• Extrait fourni:
────────────────────
10. En statuant ainsi, alors que l'article L. 145-15 du code de commerce, dans sa rédaction issue de la loi du 18 juin 2014 précitée, qui a substitué la nullité des clauses ayant pour effet de faire échec aux dispositions des articles L. 145-37 à L. 145-41 du code de commerce leur caractère réputé non écrit, n'est pas applicable aux baux ayant pris fin avant l'entrée en vigueur de cette loi sans ouvrir de droit au renouvellement du locataire, et qu'il résultait de ses constatations que le congé délivré par les bailleurs avait mis fin au bail le 31 décembre 2013, la cour d'appel a violé les textes susvisés.

Portée et conséquences de la cassation

11. En application de l'article 624 du code de procédure civile, la cassation du chef de dispositif de l'arrêt déclarant non écrite et inopposable à la locataire la clause de renonciation à l'indemnité d'éviction entraîne la cassation du chef de dispositif condamnant les bailleurs, au titre de la perte de produits d'exploitation, à payer à la locataire une certaine somme pour la période du 1er avril 2017 au 31 décembre 2020, outre 740 euros par mois, à compter du 1er janvier 2021 jusqu'au paiement de l'indemnité d'éviction ou acceptation de la réintégration effective de la locataire, qui s'y rattache par un lien de dépendance nécessaire.
────────────────────
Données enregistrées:
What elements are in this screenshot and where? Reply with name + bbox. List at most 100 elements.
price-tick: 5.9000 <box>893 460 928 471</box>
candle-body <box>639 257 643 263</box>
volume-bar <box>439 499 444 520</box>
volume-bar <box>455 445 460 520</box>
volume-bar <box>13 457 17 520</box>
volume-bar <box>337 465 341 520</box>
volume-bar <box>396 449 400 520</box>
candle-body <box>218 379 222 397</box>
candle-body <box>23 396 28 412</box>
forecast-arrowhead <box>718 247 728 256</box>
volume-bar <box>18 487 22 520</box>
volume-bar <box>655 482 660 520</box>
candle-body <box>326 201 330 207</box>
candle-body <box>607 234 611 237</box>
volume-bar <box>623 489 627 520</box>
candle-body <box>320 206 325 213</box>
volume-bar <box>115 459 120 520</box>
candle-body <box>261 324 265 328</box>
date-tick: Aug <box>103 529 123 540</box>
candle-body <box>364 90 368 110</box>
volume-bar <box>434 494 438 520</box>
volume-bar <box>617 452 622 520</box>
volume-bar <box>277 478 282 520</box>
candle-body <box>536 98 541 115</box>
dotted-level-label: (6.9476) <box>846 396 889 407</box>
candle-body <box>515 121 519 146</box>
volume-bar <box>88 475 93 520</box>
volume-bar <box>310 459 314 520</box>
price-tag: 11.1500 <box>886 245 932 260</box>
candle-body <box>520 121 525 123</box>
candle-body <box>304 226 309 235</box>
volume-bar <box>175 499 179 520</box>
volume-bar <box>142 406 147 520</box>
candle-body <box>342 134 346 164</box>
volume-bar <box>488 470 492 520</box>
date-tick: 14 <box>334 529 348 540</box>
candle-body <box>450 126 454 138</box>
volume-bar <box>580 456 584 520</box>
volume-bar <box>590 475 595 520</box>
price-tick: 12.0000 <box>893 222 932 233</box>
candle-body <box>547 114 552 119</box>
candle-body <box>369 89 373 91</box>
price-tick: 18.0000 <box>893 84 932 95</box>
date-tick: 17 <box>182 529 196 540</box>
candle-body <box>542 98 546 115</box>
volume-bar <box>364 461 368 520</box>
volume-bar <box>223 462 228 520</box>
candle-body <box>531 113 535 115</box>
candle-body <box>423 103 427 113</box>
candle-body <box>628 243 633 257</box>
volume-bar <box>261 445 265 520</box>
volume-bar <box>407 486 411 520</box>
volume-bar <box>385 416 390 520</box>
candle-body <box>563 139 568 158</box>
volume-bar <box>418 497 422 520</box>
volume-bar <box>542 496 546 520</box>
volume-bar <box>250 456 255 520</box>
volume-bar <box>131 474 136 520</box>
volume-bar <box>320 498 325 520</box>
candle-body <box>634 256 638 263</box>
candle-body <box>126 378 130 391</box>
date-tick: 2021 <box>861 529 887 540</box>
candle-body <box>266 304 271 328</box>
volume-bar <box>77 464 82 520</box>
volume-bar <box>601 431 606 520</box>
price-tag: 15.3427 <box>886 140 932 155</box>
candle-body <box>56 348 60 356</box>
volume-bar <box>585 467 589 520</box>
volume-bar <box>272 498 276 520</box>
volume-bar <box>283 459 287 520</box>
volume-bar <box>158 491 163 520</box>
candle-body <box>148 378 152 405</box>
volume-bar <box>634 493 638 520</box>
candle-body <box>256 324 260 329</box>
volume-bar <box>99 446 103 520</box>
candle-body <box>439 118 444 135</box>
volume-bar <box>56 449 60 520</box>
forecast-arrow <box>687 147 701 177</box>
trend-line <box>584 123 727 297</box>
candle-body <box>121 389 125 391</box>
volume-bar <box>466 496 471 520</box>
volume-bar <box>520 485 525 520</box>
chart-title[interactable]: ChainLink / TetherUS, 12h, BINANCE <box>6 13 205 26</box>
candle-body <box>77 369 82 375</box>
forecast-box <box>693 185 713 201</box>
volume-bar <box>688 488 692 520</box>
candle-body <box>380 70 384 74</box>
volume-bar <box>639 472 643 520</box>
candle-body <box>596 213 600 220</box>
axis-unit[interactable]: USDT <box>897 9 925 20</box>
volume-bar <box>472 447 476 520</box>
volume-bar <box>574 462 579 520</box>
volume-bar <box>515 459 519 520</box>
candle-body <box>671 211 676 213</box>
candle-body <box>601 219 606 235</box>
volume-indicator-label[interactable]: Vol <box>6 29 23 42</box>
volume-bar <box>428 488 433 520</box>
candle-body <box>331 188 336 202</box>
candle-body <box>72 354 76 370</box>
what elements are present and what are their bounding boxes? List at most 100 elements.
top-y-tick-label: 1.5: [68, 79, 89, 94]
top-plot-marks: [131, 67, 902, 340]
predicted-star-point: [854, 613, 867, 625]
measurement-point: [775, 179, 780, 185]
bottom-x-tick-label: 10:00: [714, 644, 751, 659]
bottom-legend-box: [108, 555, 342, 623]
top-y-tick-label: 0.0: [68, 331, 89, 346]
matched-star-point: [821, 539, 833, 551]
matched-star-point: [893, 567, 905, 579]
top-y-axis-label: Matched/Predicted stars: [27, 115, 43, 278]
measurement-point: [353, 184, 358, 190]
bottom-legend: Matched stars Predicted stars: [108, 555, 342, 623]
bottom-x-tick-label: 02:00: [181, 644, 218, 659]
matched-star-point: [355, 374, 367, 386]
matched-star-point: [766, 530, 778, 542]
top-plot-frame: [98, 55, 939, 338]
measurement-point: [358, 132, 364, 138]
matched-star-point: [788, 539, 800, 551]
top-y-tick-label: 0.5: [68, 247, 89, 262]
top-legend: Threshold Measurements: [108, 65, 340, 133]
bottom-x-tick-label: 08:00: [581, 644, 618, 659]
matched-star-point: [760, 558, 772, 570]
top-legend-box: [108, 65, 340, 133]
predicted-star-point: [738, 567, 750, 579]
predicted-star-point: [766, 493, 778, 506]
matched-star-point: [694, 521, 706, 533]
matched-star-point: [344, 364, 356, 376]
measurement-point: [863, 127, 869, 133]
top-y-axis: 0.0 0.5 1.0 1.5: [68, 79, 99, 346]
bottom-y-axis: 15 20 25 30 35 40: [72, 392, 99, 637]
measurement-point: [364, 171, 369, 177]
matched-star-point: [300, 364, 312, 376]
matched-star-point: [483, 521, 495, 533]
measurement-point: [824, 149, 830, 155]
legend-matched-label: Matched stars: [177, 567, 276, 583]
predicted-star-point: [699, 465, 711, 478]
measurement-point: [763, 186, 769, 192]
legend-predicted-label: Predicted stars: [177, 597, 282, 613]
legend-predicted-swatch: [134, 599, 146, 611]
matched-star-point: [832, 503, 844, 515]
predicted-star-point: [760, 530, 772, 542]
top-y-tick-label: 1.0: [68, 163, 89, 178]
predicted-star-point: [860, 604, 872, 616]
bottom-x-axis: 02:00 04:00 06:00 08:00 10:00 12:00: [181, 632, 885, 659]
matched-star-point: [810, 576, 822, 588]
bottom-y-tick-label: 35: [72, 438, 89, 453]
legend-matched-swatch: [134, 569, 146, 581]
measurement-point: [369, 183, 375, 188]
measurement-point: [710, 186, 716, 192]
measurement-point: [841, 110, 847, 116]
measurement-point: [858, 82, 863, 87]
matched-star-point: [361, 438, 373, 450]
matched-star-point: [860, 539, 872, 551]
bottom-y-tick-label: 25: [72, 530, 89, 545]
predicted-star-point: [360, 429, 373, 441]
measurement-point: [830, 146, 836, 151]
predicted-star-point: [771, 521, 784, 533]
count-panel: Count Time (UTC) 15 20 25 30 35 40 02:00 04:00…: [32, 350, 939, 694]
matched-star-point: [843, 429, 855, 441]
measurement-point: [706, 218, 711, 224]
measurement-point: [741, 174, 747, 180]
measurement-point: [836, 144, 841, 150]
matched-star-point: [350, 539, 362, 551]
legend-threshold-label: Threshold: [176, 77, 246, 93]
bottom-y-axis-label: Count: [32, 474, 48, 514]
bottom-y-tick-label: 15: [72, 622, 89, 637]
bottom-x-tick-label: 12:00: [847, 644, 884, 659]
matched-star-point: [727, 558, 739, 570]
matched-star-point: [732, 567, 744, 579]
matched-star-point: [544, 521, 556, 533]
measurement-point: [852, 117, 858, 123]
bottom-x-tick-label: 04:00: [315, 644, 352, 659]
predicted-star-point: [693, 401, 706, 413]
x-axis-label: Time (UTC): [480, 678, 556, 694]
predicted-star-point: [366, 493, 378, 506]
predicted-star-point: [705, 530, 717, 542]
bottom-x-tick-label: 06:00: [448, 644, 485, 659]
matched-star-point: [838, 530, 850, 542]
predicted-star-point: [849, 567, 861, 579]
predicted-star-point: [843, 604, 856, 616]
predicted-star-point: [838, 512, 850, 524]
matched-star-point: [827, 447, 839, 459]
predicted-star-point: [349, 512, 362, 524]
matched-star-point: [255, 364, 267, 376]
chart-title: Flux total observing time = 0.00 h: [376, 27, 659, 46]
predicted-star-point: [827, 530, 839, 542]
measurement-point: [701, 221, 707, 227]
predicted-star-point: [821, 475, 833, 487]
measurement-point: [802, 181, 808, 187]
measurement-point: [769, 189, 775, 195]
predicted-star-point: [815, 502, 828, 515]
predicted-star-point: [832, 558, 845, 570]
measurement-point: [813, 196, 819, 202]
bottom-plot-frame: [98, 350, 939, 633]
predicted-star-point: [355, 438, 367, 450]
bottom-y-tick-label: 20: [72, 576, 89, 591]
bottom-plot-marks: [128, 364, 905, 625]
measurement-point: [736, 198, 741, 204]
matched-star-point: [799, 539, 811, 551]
────────────────────
• Consignes: Recopiez fidèlement le passage de l'extrait sur la cassation qui va de « Portée et conséquences » à « de dépendance nécessaire. ».

• Réponse complète:
Portée et conséquences de la cassation

11. En application de l'article 624 du code de procédure civile, la cassation du chef de dispositif de l'arrêt déclarant non écrite et inopposable à la locataire la clause de renonciation à l'indemnité d'éviction entraîne la cassation du chef de dispositif condamnant les bailleurs, au titre de la perte de produits d'exploitation, à payer à la locataire une certaine somme pour la période du 1er avril 2017 au 31 décembre 2020, outre 740 euros par mois, à compter du 1er janvier 2021 jusqu'au paiement de l'indemnité d'éviction ou acceptation de la réintégration effective de la locataire, qui s'y rattache par un lien de dépendance nécessaire.